--- start of RAW DATA ---

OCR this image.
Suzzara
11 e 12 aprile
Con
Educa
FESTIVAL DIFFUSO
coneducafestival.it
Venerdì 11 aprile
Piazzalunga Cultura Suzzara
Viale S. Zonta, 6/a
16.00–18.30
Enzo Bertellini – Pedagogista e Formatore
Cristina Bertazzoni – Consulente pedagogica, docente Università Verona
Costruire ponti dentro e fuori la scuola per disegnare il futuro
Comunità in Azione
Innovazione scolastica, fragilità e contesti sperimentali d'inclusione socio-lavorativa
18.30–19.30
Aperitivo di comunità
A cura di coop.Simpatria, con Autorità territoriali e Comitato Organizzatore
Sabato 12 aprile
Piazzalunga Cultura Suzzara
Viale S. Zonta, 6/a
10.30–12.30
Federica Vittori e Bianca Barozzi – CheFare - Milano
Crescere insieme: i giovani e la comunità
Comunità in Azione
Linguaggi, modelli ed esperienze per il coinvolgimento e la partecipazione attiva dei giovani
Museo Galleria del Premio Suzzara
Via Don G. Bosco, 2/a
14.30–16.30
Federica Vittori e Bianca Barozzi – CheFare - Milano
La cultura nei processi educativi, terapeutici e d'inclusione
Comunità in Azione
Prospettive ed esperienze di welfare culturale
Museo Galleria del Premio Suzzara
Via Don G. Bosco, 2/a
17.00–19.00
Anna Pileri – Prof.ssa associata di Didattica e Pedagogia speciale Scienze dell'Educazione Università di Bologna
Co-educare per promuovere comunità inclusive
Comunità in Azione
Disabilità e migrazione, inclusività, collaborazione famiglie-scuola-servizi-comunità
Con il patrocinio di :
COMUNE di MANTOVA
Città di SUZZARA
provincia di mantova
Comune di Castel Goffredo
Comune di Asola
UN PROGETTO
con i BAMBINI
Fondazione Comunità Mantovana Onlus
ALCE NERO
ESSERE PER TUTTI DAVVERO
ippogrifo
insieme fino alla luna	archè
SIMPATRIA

--- end of RAW DATA ---

## [PROBLEM DESCRIPTION]
Write every record out again, unaltered.

## [RESULT]
OCR this image.
Suzzara
11 e 12 aprile
Con
Educa
FESTIVAL DIFFUSO
coneducafestival.it
Venerdì 11 aprile
Piazzalunga Cultura Suzzara
Viale S. Zonta, 6/a
16.00–18.30
Enzo Bertellini – Pedagogista e Formatore
Cristina Bertazzoni – Consulente pedagogica, docente Università Verona
Costruire ponti dentro e fuori la scuola per disegnare il futuro
Comunità in Azione
Innovazione scolastica, fragilità e contesti sperimentali d'inclusione socio-lavorativa
18.30–19.30
Aperitivo di comunità
A cura di coop.Simpatria, con Autorità territoriali e Comitato Organizzatore
Sabato 12 aprile
Piazzalunga Cultura Suzzara
Viale S. Zonta, 6/a
10.30–12.30
Federica Vittori e Bianca Barozzi – CheFare - Milano
Crescere insieme: i giovani e la comunità
Comunità in Azione
Linguaggi, modelli ed esperienze per il coinvolgimento e la partecipazione attiva dei giovani
Museo Galleria del Premio Suzzara
Via Don G. Bosco, 2/a
14.30–16.30
Federica Vittori e Bianca Barozzi – CheFare - Milano
La cultura nei processi educativi, terapeutici e d'inclusione
Comunità in Azione
Prospettive ed esperienze di welfare culturale
Museo Galleria del Premio Suzzara
Via Don G. Bosco, 2/a
17.00–19.00
Anna Pileri – Prof.ssa associata di Didattica e Pedagogia speciale Scienze dell'Educazione Università di Bologna
Co-educare per promuovere comunità inclusive
Comunità in Azione
Disabilità e migrazione, inclusività, collaborazione famiglie-scuola-servizi-comunità
Con il patrocinio di :
COMUNE di MANTOVA
Città di SUZZARA
provincia di mantova
Comune di Castel Goffredo
Comune di Asola
UN PROGETTO
con i BAMBINI
Fondazione Comunità Mantovana Onlus
ALCE NERO
ESSERE PER TUTTI DAVVERO
ippogrifo
insieme fino alla luna	archè
SIMPATRIA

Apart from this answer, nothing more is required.